**WORK TO BE COMPLETED**
Copy all lines that contain the word "image".

**DATASET ROWS**
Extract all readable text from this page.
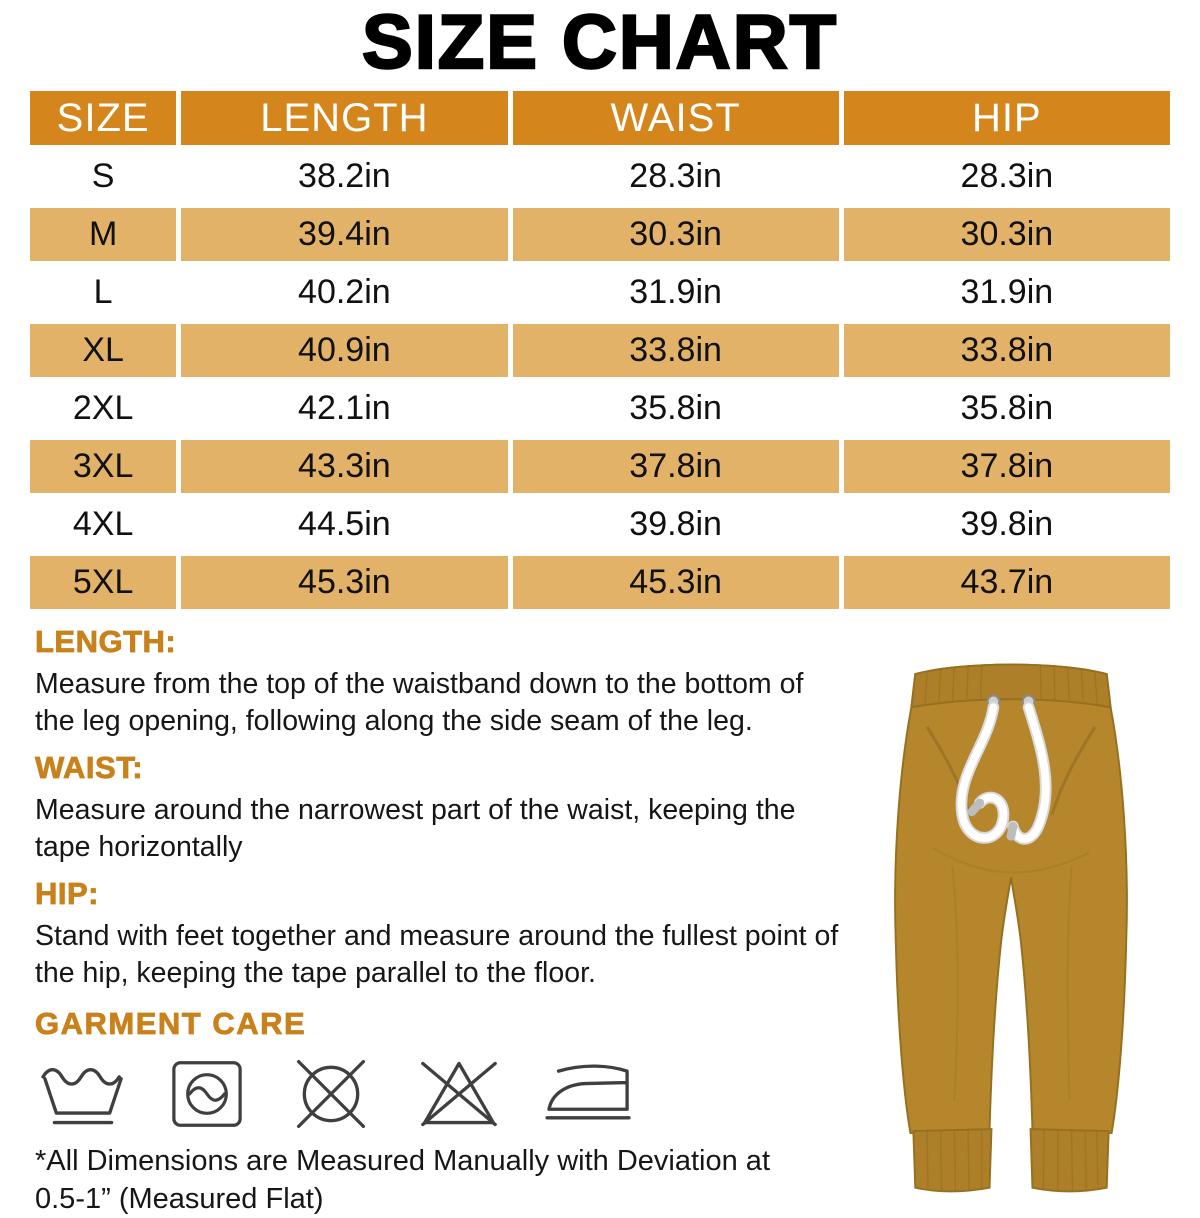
SIZE CHART
SIZE	LENGTH	WAIST	HIP
S	38.2in	28.3in	28.3in
M	39.4in	30.3in	30.3in
L	40.2in	31.9in	31.9in
XL	40.9in	33.8in	33.8in
2XL	42.1in	35.8in	35.8in
3XL	43.3in	37.8in	37.8in
4XL	44.5in	39.8in	39.8in
5XL	45.3in	45.3in	43.7in
LENGTH:
Measure from the top of the waistband down to the bottom of the leg opening, following along the side seam of the leg.
WAIST:
Measure around the narrowest part of the waist, keeping the tape horizontally
HIP:
Stand with feet together and measure around the fullest point of the hip, keeping the tape parallel to the floor.
GARMENT CARE
*All Dimensions are Measured Manually with Deviation at 0.5-1” (Measured Flat)
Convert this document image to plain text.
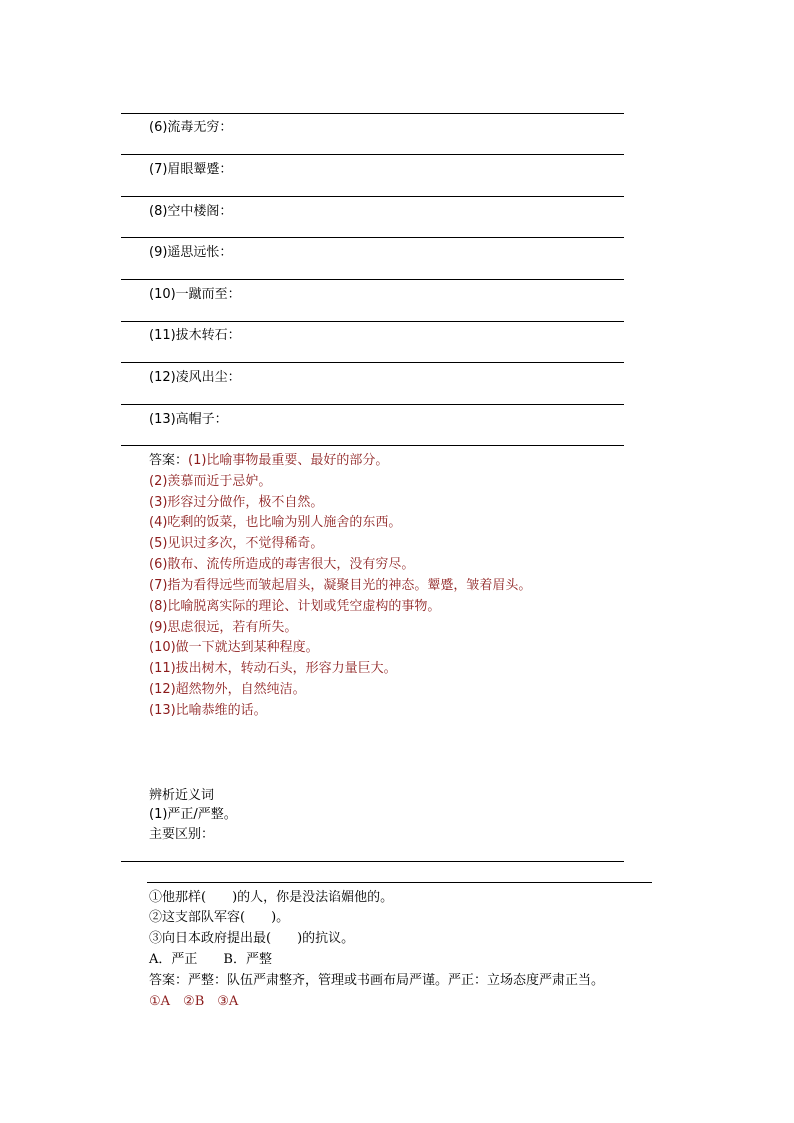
(6)流毒无穷：
(7)眉眼颦蹙：
(8)空中楼阁：
(9)遥思远怅：
(10)一蹴而至：
(11)拔木转石：
(12)凌风出尘：
(13)高帽子：
答案：(1)比喻事物最重要、最好的部分。
(2)羡慕而近于忌妒。
(3)形容过分做作，极不自然。
(4)吃剩的饭菜，也比喻为别人施舍的东西。
(5)见识过多次，不觉得稀奇。
(6)散布、流传所造成的毒害很大，没有穷尽。
(7)指为看得远些而皱起眉头，凝聚目光的神态。颦蹙，皱着眉头。
(8)比喻脱离实际的理论、计划或凭空虚构的事物。
(9)思虑很远，若有所失。
(10)做一下就达到某种程度。
(11)拔出树木，转动石头，形容力量巨大。
(12)超然物外，自然纯洁。
(13)比喻恭维的话。
辨析近义词
(1)严正/严整。
主要区别：
①他那样(　　)的人，你是没法谄媚他的。
②这支部队军容(　　)。
③向日本政府提出最(　　)的抗议。
A．严正　　B．严整
答案：严整：队伍严肃整齐，管理或书画布局严谨。严正：立场态度严肃正当。
①A　②B　③A
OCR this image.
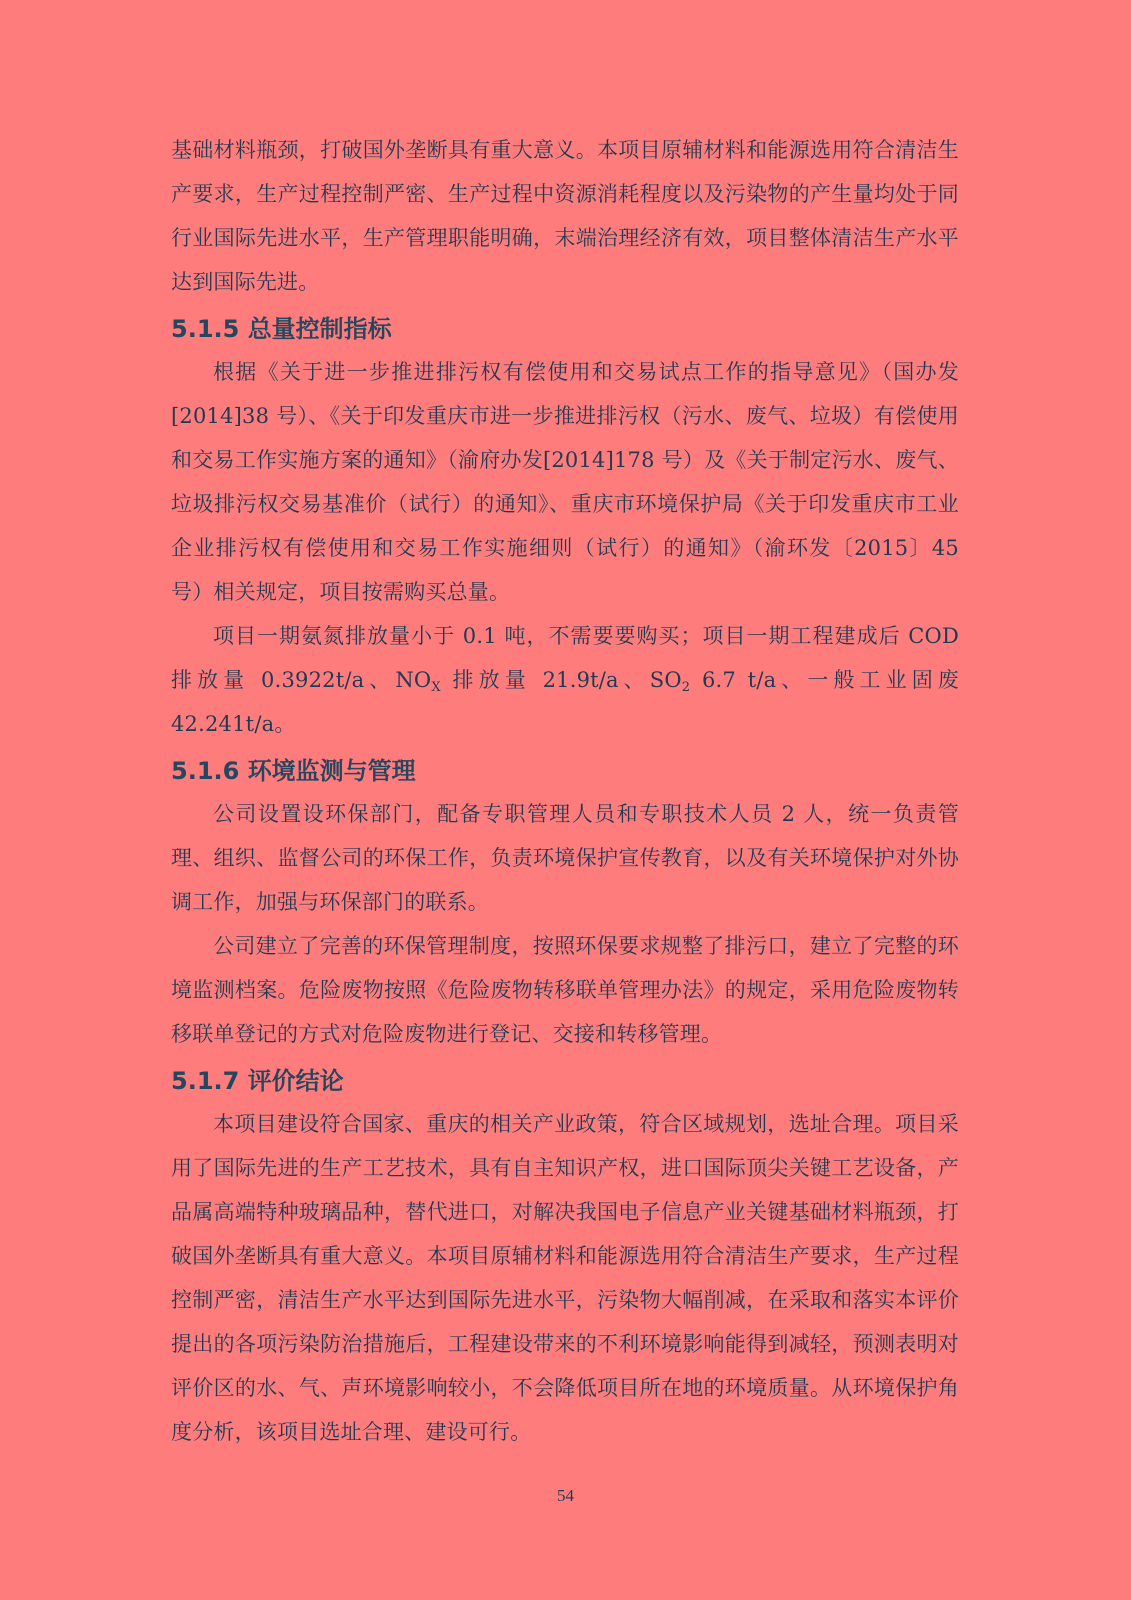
基础材料瓶颈，打破国外垄断具有重大意义。本项目原辅材料和能源选用符合清洁生产要求，生产过程控制严密、生产过程中资源消耗程度以及污染物的产生量均处于同行业国际先进水平，生产管理职能明确，末端治理经济有效，项目整体清洁生产水平达到国际先进。

5.1.5 总量控制指标

根据《关于进一步推进排污权有偿使用和交易试点工作的指导意见》（国办发[2014]38 号）、《关于印发重庆市进一步推进排污权（污水、废气、垃圾）有偿使用和交易工作实施方案的通知》（渝府办发[2014]178 号）及《关于制定污水、废气、垃圾排污权交易基准价（试行）的通知》、重庆市环境保护局《关于印发重庆市工业企业排污权有偿使用和交易工作实施细则（试行）的通知》（渝环发〔2015〕45 号）相关规定，项目按需购买总量。

项目一期氨氮排放量小于 0.1 吨，不需要要购买；项目一期工程建成后 COD 排放量 0.3922t/a、$NO_X$ 排放量 21.9t/a、$SO_2$ 6.7 t/a、一般工业固废 42.241t/a。

5.1.6 环境监测与管理

公司设置设环保部门，配备专职管理人员和专职技术人员 2 人，统一负责管理、组织、监督公司的环保工作，负责环境保护宣传教育，以及有关环境保护对外协调工作，加强与环保部门的联系。

公司建立了完善的环保管理制度，按照环保要求规整了排污口，建立了完整的环境监测档案。危险废物按照《危险废物转移联单管理办法》的规定，采用危险废物转移联单登记的方式对危险废物进行登记、交接和转移管理。

5.1.7 评价结论

本项目建设符合国家、重庆的相关产业政策，符合区域规划，选址合理。项目采用了国际先进的生产工艺技术，具有自主知识产权，进口国际顶尖关键工艺设备，产品属高端特种玻璃品种，替代进口，对解决我国电子信息产业关键基础材料瓶颈，打破国外垄断具有重大意义。本项目原辅材料和能源选用符合清洁生产要求，生产过程控制严密，清洁生产水平达到国际先进水平，污染物大幅削减，在采取和落实本评价提出的各项污染防治措施后，工程建设带来的不利环境影响能得到减轻，预测表明对评价区的水、气、声环境影响较小，不会降低项目所在地的环境质量。从环境保护角度分析，该项目选址合理、建设可行。

54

**EXERCISE RESPONSE**
Convert this document image to plain text.
OCR this image.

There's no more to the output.